Work to be completed: Set down every entry again word for word, please, but skip the pictures.

Items:
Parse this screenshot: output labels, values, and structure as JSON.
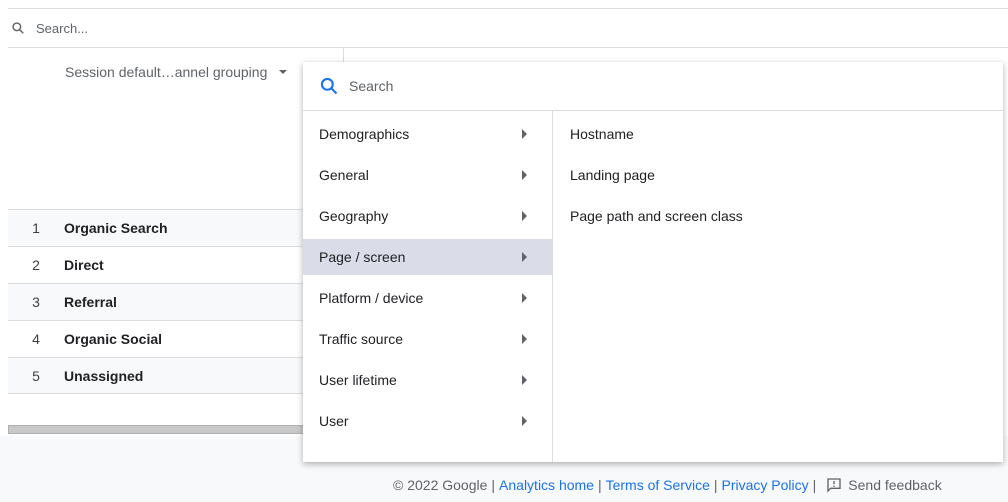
{
  "search": {
    "placeholder": "Search..."
  },
  "dimension": {
    "label": "Session default…annel grouping"
  },
  "rows": [
    {
      "n": "1",
      "label": "Organic Search"
    },
    {
      "n": "2",
      "label": "Direct"
    },
    {
      "n": "3",
      "label": "Referral"
    },
    {
      "n": "4",
      "label": "Organic Social"
    },
    {
      "n": "5",
      "label": "Unassigned"
    }
  ],
  "popup": {
    "search_placeholder": "Search",
    "categories": [
      "Demographics",
      "General",
      "Geography",
      "Page / screen",
      "Platform / device",
      "Traffic source",
      "User lifetime",
      "User"
    ],
    "selected": "Page / screen",
    "options": [
      "Hostname",
      "Landing page",
      "Page path and screen class"
    ]
  },
  "footer": {
    "copyright": "© 2022 Google",
    "sep": "|",
    "analytics_home": "Analytics home",
    "terms": "Terms of Service",
    "privacy": "Privacy Policy",
    "feedback": "Send feedback"
  },
  "colors": {
    "link": "#1a73e8",
    "accent": "#1a73e8",
    "selected_bg": "#dadce8"
  }
}
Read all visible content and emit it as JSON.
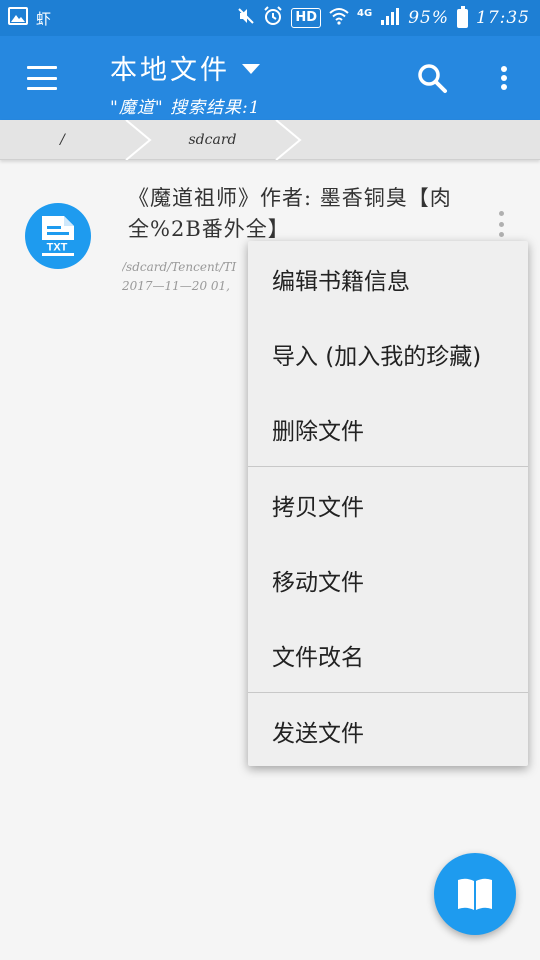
{
  "status_bar": {
    "carrier_glyph": "虾",
    "hd_badge": "HD",
    "network_type": "4G",
    "battery": "95%",
    "time": "17:35"
  },
  "app_bar": {
    "title": "本地文件",
    "subtitle": "\"魔道\" 搜索结果:1"
  },
  "breadcrumb": {
    "items": [
      {
        "label": "/"
      },
      {
        "label": "sdcard"
      }
    ]
  },
  "file": {
    "icon_label": "TXT",
    "title": "《魔道祖师》作者: 墨香铜臭【肉全%2B番外全】",
    "path": "/sdcard/Tencent/TI",
    "date": "2017—11—20 01,"
  },
  "context_menu": {
    "items": [
      {
        "label": "编辑书籍信息"
      },
      {
        "label": "导入 (加入我的珍藏)"
      },
      {
        "label": "删除文件"
      },
      {
        "label": "拷贝文件"
      },
      {
        "label": "移动文件"
      },
      {
        "label": "文件改名"
      },
      {
        "label": "发送文件"
      }
    ]
  },
  "colors": {
    "status_bar": "#1e7fd4",
    "app_bar": "#2688e0",
    "accent": "#1e9bef"
  }
}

Reply:
Parse this screenshot: output labels, values, and structure as JSON.
{
  "search": {
    "placeholder": "Search..."
  },
  "dimension": {
    "label": "Session default…annel grouping"
  },
  "rows": [
    {
      "n": "1",
      "label": "Organic Search"
    },
    {
      "n": "2",
      "label": "Direct"
    },
    {
      "n": "3",
      "label": "Referral"
    },
    {
      "n": "4",
      "label": "Organic Social"
    },
    {
      "n": "5",
      "label": "Unassigned"
    }
  ],
  "popup": {
    "search_placeholder": "Search",
    "categories": [
      "Demographics",
      "General",
      "Geography",
      "Page / screen",
      "Platform / device",
      "Traffic source",
      "User lifetime",
      "User"
    ],
    "selected": "Page / screen",
    "options": [
      "Hostname",
      "Landing page",
      "Page path and screen class"
    ]
  },
  "footer": {
    "copyright": "© 2022 Google",
    "sep": "|",
    "analytics_home": "Analytics home",
    "terms": "Terms of Service",
    "privacy": "Privacy Policy",
    "feedback": "Send feedback"
  },
  "colors": {
    "link": "#1a73e8",
    "accent": "#1a73e8",
    "selected_bg": "#dadce8"
  }
}
Read all visible content and emit it as JSON.
{
  "status_bar": {
    "carrier_glyph": "虾",
    "hd_badge": "HD",
    "network_type": "4G",
    "battery": "95%",
    "time": "17:35"
  },
  "app_bar": {
    "title": "本地文件",
    "subtitle": "\"魔道\" 搜索结果:1"
  },
  "breadcrumb": {
    "items": [
      {
        "label": "/"
      },
      {
        "label": "sdcard"
      }
    ]
  },
  "file": {
    "icon_label": "TXT",
    "title": "《魔道祖师》作者: 墨香铜臭【肉全%2B番外全】",
    "path": "/sdcard/Tencent/TI",
    "date": "2017—11—20 01,"
  },
  "context_menu": {
    "items": [
      {
        "label": "编辑书籍信息"
      },
      {
        "label": "导入 (加入我的珍藏)"
      },
      {
        "label": "删除文件"
      },
      {
        "label": "拷贝文件"
      },
      {
        "label": "移动文件"
      },
      {
        "label": "文件改名"
      },
      {
        "label": "发送文件"
      }
    ]
  },
  "colors": {
    "status_bar": "#1e7fd4",
    "app_bar": "#2688e0",
    "accent": "#1e9bef"
  }
}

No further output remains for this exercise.